Find the number of lines in these records where the word "folder" appears. Reply with that number and nothing more.
• • •
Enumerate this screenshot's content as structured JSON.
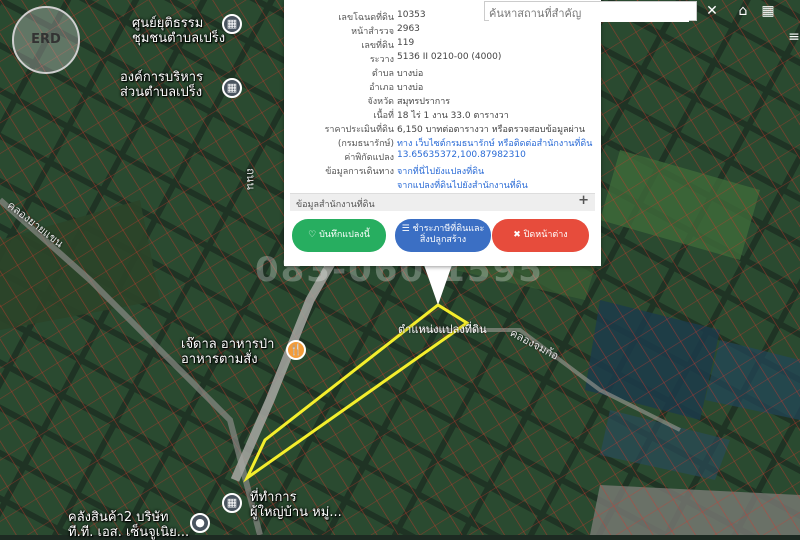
{
  "search": {
    "placeholder": "ค้นหาสถานที่สำคัญ"
  },
  "toolbar": {
    "clear_icon": "close-icon",
    "home_icon": "home-icon",
    "grid_icon": "grid-icon",
    "menu_icon": "hamburger-icon"
  },
  "logo": {
    "text": "ERD"
  },
  "watermark": {
    "text": "083-060-1595"
  },
  "popup": {
    "rows": [
      {
        "label": "เลขโฉนดที่ดิน",
        "value": "10353"
      },
      {
        "label": "หน้าสำรวจ",
        "value": "2963"
      },
      {
        "label": "เลขที่ดิน",
        "value": "119"
      },
      {
        "label": "ระวาง",
        "value": "5136 II 0210-00 (4000)"
      },
      {
        "label": "ตำบล",
        "value": "บางบ่อ"
      },
      {
        "label": "อำเภอ",
        "value": "บางบ่อ"
      },
      {
        "label": "จังหวัด",
        "value": "สมุทรปราการ"
      },
      {
        "label": "เนื้อที่",
        "value": "18 ไร่ 1 งาน 33.0 ตารางวา"
      },
      {
        "label": "ราคาประเมินที่ดิน",
        "value": "6,150 บาทต่อตารางวา หรือตรวจสอบข้อมูลผ่าน"
      },
      {
        "label": "(กรมธนารักษ์)",
        "value": "ทาง เว็บไซต์กรมธนารักษ์ หรือติดต่อสำนักงานที่ดิน"
      },
      {
        "label": "ค่าพิกัดแปลง",
        "value": "13.65635372,100.87982310"
      },
      {
        "label": "ข้อมูลการเดินทาง",
        "value": "จากที่นี่ไปยังแปลงที่ดิน"
      },
      {
        "label": "",
        "value": "จากแปลงที่ดินไปยังสำนักงานที่ดิน"
      }
    ],
    "office_label": "ข้อมูลสำนักงานที่ดิน",
    "office_toggle": "+",
    "buttons": {
      "save": "บันทึกแปลงนี้",
      "tax_line1": "ชำระภาษีที่ดินและ",
      "tax_line2": "สิ่งปลูกสร้าง",
      "close": "ปิดหน้าต่าง"
    }
  },
  "map": {
    "parcel_label": "ตำแหน่งแปลงที่ดิน",
    "pois": [
      {
        "name": "ศูนย์ยุติธรรม",
        "line2": "ชุมชนตำบลเปร็ง",
        "icon": "building-icon"
      },
      {
        "name": "องค์การบริหาร",
        "line2": "ส่วนตำบลเปร็ง",
        "icon": "building-icon"
      },
      {
        "name": "เจ๊ดาล อาหารป่า",
        "line2": "อาหารตามสั่ง",
        "icon": "food-icon"
      },
      {
        "name": "ที่ทำการ",
        "line2": "ผู้ใหญ่บ้าน หมู่...",
        "icon": "building-icon"
      },
      {
        "name": "คลังสินค้า2 บริษัท",
        "line2": "ที.ที. เอส. เซ็นจูเนิย...",
        "icon": "location-icon"
      }
    ],
    "road_labels": [
      "คลองยายแขน",
      "คลองจมก้อ",
      "ถนน"
    ],
    "colors": {
      "parcel": "#f4ee2c",
      "boundary": "#d9342b",
      "popup_link": "#2a6bd6"
    }
  }
}
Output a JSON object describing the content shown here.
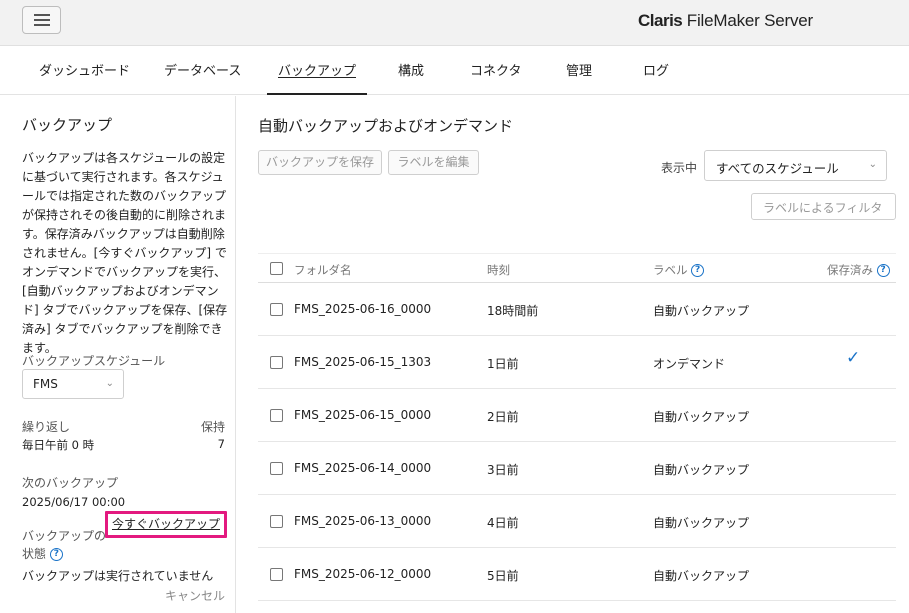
{
  "header": {
    "brand_bold": "Claris",
    "brand_rest": " FileMaker Server"
  },
  "nav": {
    "tabs": [
      {
        "label": "ダッシュボード"
      },
      {
        "label": "データベース"
      },
      {
        "label": "バックアップ"
      },
      {
        "label": "構成"
      },
      {
        "label": "コネクタ"
      },
      {
        "label": "管理"
      },
      {
        "label": "ログ"
      }
    ]
  },
  "sidebar": {
    "title": "バックアップ",
    "description": "バックアップは各スケジュールの設定に基づいて実行されます。各スケジュールでは指定された数のバックアップが保持されその後自動的に削除されます。保存済みバックアップは自動削除されません。[今すぐバックアップ] でオンデマンドでバックアップを実行、[自動バックアップおよびオンデマンド] タブでバックアップを保存、[保存済み] タブでバックアップを削除できます。",
    "schedule_label": "バックアップスケジュール",
    "schedule_value": "FMS",
    "repeat_label": "繰り返し",
    "repeat_value": "毎日午前 0 時",
    "keep_label": "保持",
    "keep_value": "7",
    "next_label": "次のバックアップ",
    "next_value": "2025/06/17 00:00",
    "backup_now_label": "今すぐバックアップ",
    "status_label_1": "バックアップの",
    "status_label_2": "状態",
    "status_value": "バックアップは実行されていません",
    "cancel_label": "キャンセル"
  },
  "main": {
    "title": "自動バックアップおよびオンデマンド",
    "save_button": "バックアップを保存",
    "edit_label_button": "ラベルを編集",
    "show_label": "表示中",
    "schedule_filter": "すべてのスケジュール",
    "label_filter_placeholder": "ラベルによるフィルタ"
  },
  "table": {
    "headers": {
      "folder": "フォルダ名",
      "time": "時刻",
      "label": "ラベル",
      "saved": "保存済み"
    },
    "rows": [
      {
        "folder": "FMS_2025-06-16_0000",
        "time": "18時間前",
        "label": "自動バックアップ",
        "saved": false
      },
      {
        "folder": "FMS_2025-06-15_1303",
        "time": "1日前",
        "label": "オンデマンド",
        "saved": true
      },
      {
        "folder": "FMS_2025-06-15_0000",
        "time": "2日前",
        "label": "自動バックアップ",
        "saved": false
      },
      {
        "folder": "FMS_2025-06-14_0000",
        "time": "3日前",
        "label": "自動バックアップ",
        "saved": false
      },
      {
        "folder": "FMS_2025-06-13_0000",
        "time": "4日前",
        "label": "自動バックアップ",
        "saved": false
      },
      {
        "folder": "FMS_2025-06-12_0000",
        "time": "5日前",
        "label": "自動バックアップ",
        "saved": false
      }
    ]
  },
  "colors": {
    "accent": "#1a73c8",
    "highlight": "#e3197f"
  },
  "icons": {
    "menu": "hamburger-icon",
    "help": "help-icon",
    "check": "checkmark-icon",
    "chevron": "chevron-down-icon"
  }
}
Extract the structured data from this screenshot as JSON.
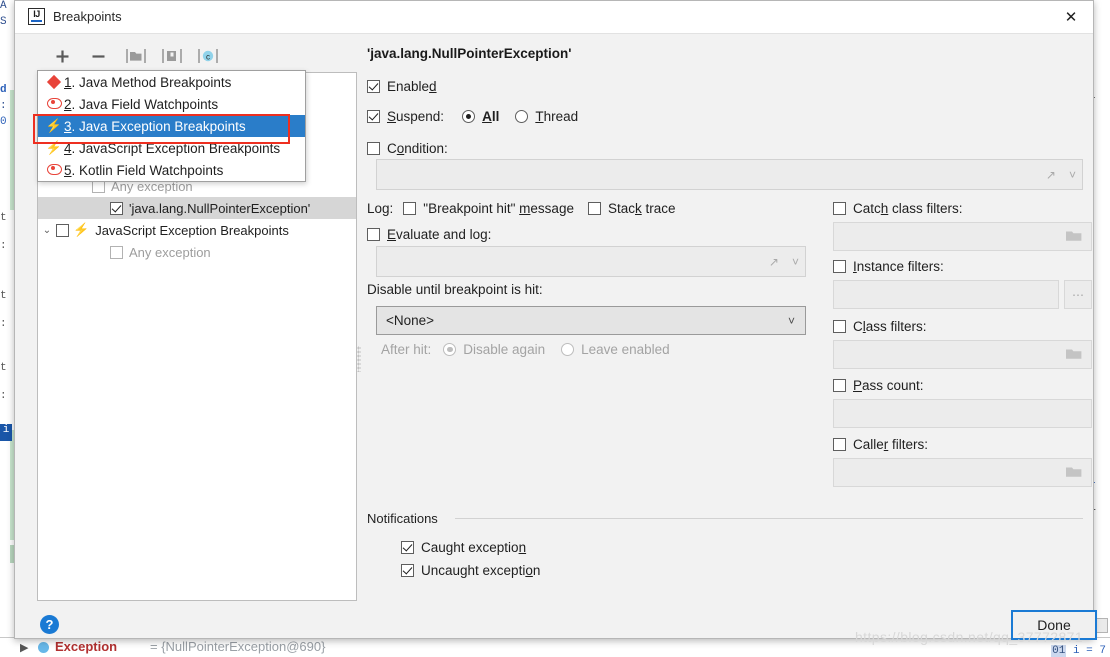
• • •
■ **Result for this task**: 7